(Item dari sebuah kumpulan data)
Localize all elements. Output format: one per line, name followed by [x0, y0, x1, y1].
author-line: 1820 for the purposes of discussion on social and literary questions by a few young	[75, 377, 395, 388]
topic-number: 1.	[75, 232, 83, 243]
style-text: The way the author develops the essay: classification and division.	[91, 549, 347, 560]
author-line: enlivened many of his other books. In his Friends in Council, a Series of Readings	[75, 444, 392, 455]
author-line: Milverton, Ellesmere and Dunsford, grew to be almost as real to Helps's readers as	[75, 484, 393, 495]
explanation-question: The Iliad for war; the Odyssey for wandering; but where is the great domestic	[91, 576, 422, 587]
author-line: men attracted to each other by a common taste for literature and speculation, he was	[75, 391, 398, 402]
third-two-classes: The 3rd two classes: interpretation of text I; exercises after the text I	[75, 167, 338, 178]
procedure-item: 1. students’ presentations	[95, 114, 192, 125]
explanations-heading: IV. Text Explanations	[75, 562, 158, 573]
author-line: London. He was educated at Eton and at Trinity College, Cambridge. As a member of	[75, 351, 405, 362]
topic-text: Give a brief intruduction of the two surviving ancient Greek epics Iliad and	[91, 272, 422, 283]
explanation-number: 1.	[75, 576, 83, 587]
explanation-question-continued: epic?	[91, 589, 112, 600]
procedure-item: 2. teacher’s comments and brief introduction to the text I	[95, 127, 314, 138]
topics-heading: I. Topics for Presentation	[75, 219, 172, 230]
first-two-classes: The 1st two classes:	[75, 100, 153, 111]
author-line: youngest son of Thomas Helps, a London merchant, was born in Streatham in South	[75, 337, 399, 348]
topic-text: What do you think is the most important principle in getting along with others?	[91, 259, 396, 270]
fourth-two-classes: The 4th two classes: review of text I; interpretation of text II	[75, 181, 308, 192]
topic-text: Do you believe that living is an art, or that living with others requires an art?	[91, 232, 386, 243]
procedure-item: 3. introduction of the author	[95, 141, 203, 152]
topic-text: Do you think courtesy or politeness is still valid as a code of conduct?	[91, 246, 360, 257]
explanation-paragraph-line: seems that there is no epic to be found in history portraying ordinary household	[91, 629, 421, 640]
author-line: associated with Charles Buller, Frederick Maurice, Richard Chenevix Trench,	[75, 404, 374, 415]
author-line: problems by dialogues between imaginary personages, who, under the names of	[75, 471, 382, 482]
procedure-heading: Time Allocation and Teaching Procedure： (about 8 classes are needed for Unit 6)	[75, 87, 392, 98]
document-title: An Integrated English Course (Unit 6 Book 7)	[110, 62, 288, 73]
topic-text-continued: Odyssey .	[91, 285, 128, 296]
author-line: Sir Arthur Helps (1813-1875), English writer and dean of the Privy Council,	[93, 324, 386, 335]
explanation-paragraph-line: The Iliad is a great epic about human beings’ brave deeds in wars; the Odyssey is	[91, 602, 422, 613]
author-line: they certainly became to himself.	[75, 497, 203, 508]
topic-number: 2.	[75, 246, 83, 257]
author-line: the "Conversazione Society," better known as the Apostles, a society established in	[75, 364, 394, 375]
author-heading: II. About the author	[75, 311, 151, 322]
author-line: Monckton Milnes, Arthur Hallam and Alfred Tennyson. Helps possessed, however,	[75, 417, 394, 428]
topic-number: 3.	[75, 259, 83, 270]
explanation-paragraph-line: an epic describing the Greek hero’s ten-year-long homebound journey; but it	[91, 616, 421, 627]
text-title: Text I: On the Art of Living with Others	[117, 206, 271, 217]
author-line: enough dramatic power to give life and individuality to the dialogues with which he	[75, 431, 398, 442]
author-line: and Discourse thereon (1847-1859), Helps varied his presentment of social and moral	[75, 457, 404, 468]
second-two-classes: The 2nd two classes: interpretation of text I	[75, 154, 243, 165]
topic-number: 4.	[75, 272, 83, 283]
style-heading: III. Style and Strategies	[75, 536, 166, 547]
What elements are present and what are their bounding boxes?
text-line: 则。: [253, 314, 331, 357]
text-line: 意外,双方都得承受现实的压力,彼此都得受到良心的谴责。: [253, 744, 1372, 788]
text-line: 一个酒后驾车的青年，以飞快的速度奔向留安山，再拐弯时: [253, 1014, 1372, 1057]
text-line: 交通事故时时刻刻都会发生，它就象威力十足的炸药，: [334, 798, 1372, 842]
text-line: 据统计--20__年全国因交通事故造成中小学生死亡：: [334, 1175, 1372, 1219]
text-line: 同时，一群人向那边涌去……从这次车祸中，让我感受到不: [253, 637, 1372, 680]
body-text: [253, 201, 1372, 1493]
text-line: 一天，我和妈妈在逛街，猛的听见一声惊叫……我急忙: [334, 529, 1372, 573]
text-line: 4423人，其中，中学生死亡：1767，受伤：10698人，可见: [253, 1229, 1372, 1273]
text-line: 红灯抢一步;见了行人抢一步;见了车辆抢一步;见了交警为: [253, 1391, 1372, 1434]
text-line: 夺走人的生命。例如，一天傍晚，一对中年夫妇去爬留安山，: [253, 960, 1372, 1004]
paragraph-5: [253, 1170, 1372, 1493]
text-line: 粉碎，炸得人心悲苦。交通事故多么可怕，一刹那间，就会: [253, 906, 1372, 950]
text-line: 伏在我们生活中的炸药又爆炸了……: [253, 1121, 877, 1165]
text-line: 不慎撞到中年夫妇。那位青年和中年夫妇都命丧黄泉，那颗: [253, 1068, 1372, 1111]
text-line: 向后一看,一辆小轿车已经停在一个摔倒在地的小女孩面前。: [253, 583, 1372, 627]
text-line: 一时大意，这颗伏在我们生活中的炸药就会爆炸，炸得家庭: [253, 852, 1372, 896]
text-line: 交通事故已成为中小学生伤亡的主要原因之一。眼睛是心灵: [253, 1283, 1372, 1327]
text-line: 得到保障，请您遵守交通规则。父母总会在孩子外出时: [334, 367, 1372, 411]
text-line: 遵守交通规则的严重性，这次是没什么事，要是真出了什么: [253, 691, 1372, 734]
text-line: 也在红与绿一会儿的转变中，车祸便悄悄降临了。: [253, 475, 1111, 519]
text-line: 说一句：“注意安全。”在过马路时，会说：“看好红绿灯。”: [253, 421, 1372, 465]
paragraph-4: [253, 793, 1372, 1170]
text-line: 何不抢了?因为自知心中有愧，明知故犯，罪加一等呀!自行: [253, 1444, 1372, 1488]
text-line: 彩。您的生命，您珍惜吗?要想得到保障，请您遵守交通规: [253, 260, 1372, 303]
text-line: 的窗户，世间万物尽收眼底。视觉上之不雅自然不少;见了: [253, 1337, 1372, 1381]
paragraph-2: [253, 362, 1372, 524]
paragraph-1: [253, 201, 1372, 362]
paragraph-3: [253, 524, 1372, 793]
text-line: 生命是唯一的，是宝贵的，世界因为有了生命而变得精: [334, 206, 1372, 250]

### Tugas
Tukar setiap "author-line" dengan "biography-line" di seluruh data, lalu tuliskan kembali semua baris tanpa perubahan lain.

### Hasil
Localize all elements. Output format: one per line, name followed by [x0, y0, x1, y1].
biography-line: 1820 for the purposes of discussion on social and literary questions by a few young	[75, 377, 395, 388]
topic-number: 1.	[75, 232, 83, 243]
style-text: The way the author develops the essay: classification and division.	[91, 549, 347, 560]
biography-line: enlivened many of his other books. In his Friends in Council, a Series of Readings	[75, 444, 392, 455]
biography-line: Milverton, Ellesmere and Dunsford, grew to be almost as real to Helps's readers as	[75, 484, 393, 495]
explanation-question: The Iliad for war; the Odyssey for wandering; but where is the great domestic	[91, 576, 422, 587]
biography-line: men attracted to each other by a common taste for literature and speculation, he was	[75, 391, 398, 402]
third-two-classes: The 3rd two classes: interpretation of text I; exercises after the text I	[75, 167, 338, 178]
procedure-item: 1. students’ presentations	[95, 114, 192, 125]
explanations-heading: IV. Text Explanations	[75, 562, 158, 573]
biography-line: London. He was educated at Eton and at Trinity College, Cambridge. As a member of	[75, 351, 405, 362]
topic-text: Give a brief intruduction of the two surviving ancient Greek epics Iliad and	[91, 272, 422, 283]
explanation-number: 1.	[75, 576, 83, 587]
explanation-question-continued: epic?	[91, 589, 112, 600]
procedure-item: 2. teacher’s comments and brief introduction to the text I	[95, 127, 314, 138]
topics-heading: I. Topics for Presentation	[75, 219, 172, 230]
first-two-classes: The 1st two classes:	[75, 100, 153, 111]
biography-line: youngest son of Thomas Helps, a London merchant, was born in Streatham in South	[75, 337, 399, 348]
topic-text: What do you think is the most important principle in getting along with others?	[91, 259, 396, 270]
fourth-two-classes: The 4th two classes: review of text I; interpretation of text II	[75, 181, 308, 192]
topic-text: Do you believe that living is an art, or that living with others requires an art?	[91, 232, 386, 243]
procedure-item: 3. introduction of the author	[95, 141, 203, 152]
topic-text: Do you think courtesy or politeness is still valid as a code of conduct?	[91, 246, 360, 257]
explanation-paragraph-line: seems that there is no epic to be found in history portraying ordinary household	[91, 629, 421, 640]
biography-line: associated with Charles Buller, Frederick Maurice, Richard Chenevix Trench,	[75, 404, 374, 415]
biography-line: problems by dialogues between imaginary personages, who, under the names of	[75, 471, 382, 482]
procedure-heading: Time Allocation and Teaching Procedure： (about 8 classes are needed for Unit 6)	[75, 87, 392, 98]
document-title: An Integrated English Course (Unit 6 Book 7)	[110, 62, 288, 73]
topic-text-continued: Odyssey .	[91, 285, 128, 296]
biography-line: Sir Arthur Helps (1813-1875), English writer and dean of the Privy Council,	[93, 324, 386, 335]
explanation-paragraph-line: The Iliad is a great epic about human beings’ brave deeds in wars; the Odyssey is	[91, 602, 422, 613]
biography-line: they certainly became to himself.	[75, 497, 203, 508]
topic-number: 2.	[75, 246, 83, 257]
biography-line: the "Conversazione Society," better known as the Apostles, a society established in	[75, 364, 394, 375]
author-heading: II. About the author	[75, 311, 151, 322]
biography-line: Monckton Milnes, Arthur Hallam and Alfred Tennyson. Helps possessed, however,	[75, 417, 394, 428]
topic-number: 3.	[75, 259, 83, 270]
explanation-paragraph-line: an epic describing the Greek hero’s ten-year-long homebound journey; but it	[91, 616, 421, 627]
text-title: Text I: On the Art of Living with Others	[117, 206, 271, 217]
biography-line: enough dramatic power to give life and individuality to the dialogues with which he	[75, 431, 398, 442]
biography-line: and Discourse thereon (1847-1859), Helps varied his presentment of social and moral	[75, 457, 404, 468]
second-two-classes: The 2nd two classes: interpretation of text I	[75, 154, 243, 165]
topic-number: 4.	[75, 272, 83, 283]
style-heading: III. Style and Strategies	[75, 536, 166, 547]
What elements are present and what are their bounding boxes?
text-line: 则。: [253, 314, 331, 357]
text-line: 意外,双方都得承受现实的压力,彼此都得受到良心的谴责。: [253, 744, 1372, 788]
text-line: 一个酒后驾车的青年，以飞快的速度奔向留安山，再拐弯时: [253, 1014, 1372, 1057]
text-line: 交通事故时时刻刻都会发生，它就象威力十足的炸药，: [334, 798, 1372, 842]
text-line: 据统计--20__年全国因交通事故造成中小学生死亡：: [334, 1175, 1372, 1219]
text-line: 同时，一群人向那边涌去……从这次车祸中，让我感受到不: [253, 637, 1372, 680]
body-text: [253, 201, 1372, 1493]
text-line: 一天，我和妈妈在逛街，猛的听见一声惊叫……我急忙: [334, 529, 1372, 573]
text-line: 4423人，其中，中学生死亡：1767，受伤：10698人，可见: [253, 1229, 1372, 1273]
text-line: 红灯抢一步;见了行人抢一步;见了车辆抢一步;见了交警为: [253, 1391, 1372, 1434]
text-line: 夺走人的生命。例如，一天傍晚，一对中年夫妇去爬留安山，: [253, 960, 1372, 1004]
paragraph-5: [253, 1170, 1372, 1493]
text-line: 粉碎，炸得人心悲苦。交通事故多么可怕，一刹那间，就会: [253, 906, 1372, 950]
text-line: 伏在我们生活中的炸药又爆炸了……: [253, 1121, 877, 1165]
text-line: 不慎撞到中年夫妇。那位青年和中年夫妇都命丧黄泉，那颗: [253, 1068, 1372, 1111]
text-line: 向后一看,一辆小轿车已经停在一个摔倒在地的小女孩面前。: [253, 583, 1372, 627]
text-line: 一时大意，这颗伏在我们生活中的炸药就会爆炸，炸得家庭: [253, 852, 1372, 896]
text-line: 交通事故已成为中小学生伤亡的主要原因之一。眼睛是心灵: [253, 1283, 1372, 1327]
text-line: 得到保障，请您遵守交通规则。父母总会在孩子外出时: [334, 367, 1372, 411]
text-line: 遵守交通规则的严重性，这次是没什么事，要是真出了什么: [253, 691, 1372, 734]
text-line: 也在红与绿一会儿的转变中，车祸便悄悄降临了。: [253, 475, 1111, 519]
text-line: 说一句：“注意安全。”在过马路时，会说：“看好红绿灯。”: [253, 421, 1372, 465]
paragraph-4: [253, 793, 1372, 1170]
text-line: 何不抢了?因为自知心中有愧，明知故犯，罪加一等呀!自行: [253, 1444, 1372, 1488]
text-line: 彩。您的生命，您珍惜吗?要想得到保障，请您遵守交通规: [253, 260, 1372, 303]
text-line: 的窗户，世间万物尽收眼底。视觉上之不雅自然不少;见了: [253, 1337, 1372, 1381]
paragraph-2: [253, 362, 1372, 524]
paragraph-1: [253, 201, 1372, 362]
paragraph-3: [253, 524, 1372, 793]
text-line: 生命是唯一的，是宝贵的，世界因为有了生命而变得精: [334, 206, 1372, 250]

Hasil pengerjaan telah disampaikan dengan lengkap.